** begin Records for the task **
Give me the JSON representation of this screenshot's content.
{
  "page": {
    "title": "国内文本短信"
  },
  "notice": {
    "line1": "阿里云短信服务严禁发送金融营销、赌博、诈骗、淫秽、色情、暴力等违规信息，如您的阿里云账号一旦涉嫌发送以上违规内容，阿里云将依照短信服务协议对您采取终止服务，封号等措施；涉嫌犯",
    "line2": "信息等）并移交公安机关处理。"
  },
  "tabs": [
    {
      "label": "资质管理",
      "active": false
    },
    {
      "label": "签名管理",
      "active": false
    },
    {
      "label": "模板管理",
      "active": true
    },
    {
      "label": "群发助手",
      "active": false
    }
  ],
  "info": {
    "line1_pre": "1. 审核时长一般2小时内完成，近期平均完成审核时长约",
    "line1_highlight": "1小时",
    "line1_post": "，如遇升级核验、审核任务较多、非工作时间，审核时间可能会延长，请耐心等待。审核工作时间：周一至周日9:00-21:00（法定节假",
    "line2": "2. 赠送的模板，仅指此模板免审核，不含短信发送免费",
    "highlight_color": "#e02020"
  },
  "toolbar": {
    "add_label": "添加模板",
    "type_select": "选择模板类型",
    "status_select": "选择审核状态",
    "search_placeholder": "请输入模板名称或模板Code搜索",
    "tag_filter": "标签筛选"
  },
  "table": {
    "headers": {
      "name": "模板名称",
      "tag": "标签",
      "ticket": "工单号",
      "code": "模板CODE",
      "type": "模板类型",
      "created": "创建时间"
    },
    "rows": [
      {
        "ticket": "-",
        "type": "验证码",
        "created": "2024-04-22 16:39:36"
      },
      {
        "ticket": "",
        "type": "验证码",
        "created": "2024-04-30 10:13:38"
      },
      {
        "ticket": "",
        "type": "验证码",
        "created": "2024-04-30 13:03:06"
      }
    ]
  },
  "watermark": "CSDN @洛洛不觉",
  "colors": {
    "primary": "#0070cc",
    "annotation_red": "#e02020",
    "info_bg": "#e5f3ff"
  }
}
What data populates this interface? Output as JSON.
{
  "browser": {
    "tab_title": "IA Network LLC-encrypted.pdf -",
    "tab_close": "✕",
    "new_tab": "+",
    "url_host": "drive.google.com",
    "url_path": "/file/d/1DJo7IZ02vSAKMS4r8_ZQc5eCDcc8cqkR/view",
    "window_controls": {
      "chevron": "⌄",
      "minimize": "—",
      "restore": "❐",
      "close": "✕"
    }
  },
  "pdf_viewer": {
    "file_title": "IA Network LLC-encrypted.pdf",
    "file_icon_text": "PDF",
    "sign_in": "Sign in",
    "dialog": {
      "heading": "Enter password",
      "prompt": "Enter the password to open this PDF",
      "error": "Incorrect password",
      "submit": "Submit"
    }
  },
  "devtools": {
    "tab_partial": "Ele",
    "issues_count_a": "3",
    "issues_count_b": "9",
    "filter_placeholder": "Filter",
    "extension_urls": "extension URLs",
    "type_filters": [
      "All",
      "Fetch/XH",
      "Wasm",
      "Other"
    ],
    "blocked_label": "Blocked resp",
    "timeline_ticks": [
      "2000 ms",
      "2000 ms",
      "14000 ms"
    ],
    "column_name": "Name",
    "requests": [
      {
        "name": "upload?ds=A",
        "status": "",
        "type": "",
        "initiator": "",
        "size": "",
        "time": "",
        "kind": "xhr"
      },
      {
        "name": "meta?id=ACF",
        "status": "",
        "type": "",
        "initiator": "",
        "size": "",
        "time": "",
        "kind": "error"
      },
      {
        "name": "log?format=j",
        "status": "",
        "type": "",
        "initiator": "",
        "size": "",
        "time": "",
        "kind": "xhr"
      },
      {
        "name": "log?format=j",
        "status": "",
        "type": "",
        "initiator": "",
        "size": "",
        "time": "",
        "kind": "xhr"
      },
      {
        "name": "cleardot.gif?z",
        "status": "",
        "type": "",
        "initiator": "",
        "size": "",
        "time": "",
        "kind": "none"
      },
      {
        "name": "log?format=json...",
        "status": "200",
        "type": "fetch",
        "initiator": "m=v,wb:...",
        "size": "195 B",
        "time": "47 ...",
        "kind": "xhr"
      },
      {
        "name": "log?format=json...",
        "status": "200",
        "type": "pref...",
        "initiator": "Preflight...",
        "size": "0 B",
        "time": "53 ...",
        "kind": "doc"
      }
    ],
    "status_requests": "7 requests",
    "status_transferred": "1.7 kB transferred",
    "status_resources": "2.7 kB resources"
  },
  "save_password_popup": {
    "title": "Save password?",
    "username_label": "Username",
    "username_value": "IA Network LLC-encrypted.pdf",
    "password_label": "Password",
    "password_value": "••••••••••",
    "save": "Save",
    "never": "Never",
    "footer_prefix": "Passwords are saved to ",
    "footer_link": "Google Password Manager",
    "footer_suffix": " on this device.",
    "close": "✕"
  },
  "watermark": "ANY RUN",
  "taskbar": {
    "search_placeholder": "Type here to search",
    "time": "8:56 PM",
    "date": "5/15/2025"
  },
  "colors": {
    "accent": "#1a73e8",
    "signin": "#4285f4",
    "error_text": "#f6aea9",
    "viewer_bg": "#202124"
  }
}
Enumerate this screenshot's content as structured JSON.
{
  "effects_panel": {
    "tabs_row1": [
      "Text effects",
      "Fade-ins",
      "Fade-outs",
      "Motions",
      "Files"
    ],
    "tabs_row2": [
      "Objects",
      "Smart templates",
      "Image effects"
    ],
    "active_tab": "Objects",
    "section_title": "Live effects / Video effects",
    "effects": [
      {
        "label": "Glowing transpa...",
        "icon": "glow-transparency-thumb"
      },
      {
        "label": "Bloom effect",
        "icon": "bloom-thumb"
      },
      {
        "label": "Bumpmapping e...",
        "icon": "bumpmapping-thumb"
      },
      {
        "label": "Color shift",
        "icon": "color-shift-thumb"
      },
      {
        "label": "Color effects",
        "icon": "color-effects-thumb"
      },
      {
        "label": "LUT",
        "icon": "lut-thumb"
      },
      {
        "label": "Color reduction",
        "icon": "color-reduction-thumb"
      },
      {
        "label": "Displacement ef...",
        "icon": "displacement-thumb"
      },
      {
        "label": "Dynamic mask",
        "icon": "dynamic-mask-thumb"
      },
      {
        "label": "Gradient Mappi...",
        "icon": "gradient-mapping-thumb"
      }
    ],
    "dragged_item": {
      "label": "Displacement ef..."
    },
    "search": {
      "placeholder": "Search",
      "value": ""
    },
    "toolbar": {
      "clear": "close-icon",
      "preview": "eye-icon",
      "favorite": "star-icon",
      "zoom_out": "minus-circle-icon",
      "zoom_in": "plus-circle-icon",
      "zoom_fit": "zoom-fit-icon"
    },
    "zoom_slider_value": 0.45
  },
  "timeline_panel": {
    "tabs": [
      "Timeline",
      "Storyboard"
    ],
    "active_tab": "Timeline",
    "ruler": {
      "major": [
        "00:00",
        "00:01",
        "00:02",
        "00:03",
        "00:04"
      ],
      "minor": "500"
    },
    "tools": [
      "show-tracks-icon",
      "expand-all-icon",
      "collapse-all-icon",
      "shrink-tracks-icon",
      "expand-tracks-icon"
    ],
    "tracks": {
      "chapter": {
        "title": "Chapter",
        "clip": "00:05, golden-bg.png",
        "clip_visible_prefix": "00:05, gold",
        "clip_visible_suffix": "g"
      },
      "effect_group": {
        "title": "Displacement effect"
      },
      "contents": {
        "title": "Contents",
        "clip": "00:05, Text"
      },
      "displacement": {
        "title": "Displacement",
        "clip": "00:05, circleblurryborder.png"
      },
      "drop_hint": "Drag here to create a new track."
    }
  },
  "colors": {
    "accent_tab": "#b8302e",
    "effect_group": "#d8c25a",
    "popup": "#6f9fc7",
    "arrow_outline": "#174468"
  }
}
** end Records for the task **
» **Exercise task**
From the listing above, copy every line that includes the word "here".

» **Exercise response**
    "search_placeholder": "Type here to search",
      "drop_hint": "Drag here to create a new track."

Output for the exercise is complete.